--- Begin Provided data ---

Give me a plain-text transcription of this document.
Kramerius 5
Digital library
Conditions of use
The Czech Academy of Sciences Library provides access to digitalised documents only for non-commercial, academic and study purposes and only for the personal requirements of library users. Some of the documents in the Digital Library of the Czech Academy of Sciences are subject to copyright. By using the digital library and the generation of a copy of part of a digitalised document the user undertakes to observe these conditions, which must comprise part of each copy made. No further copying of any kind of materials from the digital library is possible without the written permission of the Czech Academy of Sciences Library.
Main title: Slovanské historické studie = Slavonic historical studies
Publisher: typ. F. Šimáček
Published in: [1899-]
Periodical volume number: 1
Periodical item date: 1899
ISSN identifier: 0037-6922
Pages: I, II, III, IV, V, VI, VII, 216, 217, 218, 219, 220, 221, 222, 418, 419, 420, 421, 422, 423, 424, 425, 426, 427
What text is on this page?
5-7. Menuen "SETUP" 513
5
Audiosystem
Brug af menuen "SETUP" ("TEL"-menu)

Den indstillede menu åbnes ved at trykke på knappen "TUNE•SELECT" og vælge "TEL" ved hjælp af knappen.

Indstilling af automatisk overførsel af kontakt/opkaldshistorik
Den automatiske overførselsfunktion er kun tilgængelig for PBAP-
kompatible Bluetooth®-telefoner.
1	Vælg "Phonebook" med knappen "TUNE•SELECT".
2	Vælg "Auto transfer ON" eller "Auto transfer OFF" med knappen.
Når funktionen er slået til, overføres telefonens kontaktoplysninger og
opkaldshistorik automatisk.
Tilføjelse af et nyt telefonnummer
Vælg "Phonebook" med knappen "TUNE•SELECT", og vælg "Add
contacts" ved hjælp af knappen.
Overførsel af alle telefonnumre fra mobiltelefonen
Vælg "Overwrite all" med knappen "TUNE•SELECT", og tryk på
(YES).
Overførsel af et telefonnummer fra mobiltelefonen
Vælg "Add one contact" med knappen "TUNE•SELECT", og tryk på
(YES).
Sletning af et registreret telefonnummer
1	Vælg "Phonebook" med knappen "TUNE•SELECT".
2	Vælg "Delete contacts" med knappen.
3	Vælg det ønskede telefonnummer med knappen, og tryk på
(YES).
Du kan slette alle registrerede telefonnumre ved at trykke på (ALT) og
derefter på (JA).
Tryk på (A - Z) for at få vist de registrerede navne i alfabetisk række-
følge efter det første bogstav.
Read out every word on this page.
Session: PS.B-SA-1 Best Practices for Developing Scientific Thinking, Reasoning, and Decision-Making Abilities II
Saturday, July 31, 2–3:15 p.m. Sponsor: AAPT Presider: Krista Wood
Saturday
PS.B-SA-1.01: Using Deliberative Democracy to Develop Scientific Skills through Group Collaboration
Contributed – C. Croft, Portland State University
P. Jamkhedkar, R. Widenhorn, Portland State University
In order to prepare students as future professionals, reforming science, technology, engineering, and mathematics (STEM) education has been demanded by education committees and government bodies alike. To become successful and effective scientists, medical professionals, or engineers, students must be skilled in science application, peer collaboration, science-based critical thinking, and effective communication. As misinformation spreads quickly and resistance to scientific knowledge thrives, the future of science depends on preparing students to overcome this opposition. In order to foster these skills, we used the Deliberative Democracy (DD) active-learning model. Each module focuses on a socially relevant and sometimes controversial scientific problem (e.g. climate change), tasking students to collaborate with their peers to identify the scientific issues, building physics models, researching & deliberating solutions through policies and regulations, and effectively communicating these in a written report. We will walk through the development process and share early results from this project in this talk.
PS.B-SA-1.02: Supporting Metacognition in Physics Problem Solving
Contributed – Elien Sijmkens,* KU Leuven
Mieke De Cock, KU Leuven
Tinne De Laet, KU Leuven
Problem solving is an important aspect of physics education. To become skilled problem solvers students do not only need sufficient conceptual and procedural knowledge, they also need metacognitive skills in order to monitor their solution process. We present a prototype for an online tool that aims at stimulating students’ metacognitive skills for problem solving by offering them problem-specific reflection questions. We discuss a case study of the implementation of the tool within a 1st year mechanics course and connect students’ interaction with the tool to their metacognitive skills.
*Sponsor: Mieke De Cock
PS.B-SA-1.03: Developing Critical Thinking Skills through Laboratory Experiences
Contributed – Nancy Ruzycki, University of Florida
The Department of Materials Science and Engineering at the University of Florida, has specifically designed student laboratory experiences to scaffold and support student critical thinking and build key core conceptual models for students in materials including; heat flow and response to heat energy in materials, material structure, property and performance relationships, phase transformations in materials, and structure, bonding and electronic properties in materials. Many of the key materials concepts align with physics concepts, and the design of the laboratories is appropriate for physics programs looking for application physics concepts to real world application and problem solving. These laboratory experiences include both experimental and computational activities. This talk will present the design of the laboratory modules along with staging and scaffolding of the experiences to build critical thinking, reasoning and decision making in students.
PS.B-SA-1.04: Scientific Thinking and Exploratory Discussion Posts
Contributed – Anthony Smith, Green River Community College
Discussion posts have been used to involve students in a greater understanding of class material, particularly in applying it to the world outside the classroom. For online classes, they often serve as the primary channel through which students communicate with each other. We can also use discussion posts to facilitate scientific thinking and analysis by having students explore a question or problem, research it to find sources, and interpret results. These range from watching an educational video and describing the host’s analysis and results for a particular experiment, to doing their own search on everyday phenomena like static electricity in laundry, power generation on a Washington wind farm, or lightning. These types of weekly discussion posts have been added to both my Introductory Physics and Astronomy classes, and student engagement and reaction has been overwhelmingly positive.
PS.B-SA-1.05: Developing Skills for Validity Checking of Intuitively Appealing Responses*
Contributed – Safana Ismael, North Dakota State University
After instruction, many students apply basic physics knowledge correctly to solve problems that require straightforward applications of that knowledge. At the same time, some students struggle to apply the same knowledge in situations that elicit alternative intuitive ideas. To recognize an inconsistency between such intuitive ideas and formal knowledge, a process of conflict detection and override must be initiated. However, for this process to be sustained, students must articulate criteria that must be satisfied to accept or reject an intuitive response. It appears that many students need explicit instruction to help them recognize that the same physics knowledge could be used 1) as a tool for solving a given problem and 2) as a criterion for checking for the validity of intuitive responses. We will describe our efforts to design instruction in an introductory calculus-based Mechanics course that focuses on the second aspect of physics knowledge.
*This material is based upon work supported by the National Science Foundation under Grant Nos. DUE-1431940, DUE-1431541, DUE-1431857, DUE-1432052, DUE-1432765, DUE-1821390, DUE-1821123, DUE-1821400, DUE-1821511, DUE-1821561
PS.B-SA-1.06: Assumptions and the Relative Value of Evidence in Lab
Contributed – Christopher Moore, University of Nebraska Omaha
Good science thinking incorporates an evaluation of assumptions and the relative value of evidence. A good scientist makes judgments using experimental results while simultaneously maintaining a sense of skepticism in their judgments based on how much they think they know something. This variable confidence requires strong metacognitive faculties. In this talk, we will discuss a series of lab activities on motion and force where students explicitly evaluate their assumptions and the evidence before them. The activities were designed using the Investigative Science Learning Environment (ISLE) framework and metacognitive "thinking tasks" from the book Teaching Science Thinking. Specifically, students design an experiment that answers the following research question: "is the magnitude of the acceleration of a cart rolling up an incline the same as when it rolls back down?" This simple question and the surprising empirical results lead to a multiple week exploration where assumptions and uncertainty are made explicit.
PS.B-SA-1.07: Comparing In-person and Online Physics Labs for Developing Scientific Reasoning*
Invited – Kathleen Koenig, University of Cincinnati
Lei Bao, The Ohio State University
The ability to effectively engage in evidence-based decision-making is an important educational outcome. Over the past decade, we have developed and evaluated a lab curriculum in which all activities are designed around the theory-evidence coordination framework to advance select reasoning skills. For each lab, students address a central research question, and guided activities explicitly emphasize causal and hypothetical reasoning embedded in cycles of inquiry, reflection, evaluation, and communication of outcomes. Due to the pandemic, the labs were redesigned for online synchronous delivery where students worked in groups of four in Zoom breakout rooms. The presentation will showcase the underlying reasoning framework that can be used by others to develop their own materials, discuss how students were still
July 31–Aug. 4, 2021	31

--- End Provided data ---

● Your instructions
Take every line above carrying "Mieke" and return it.

● Result
Mieke De Cock, KU Leuven
*Sponsor: Mieke De Cock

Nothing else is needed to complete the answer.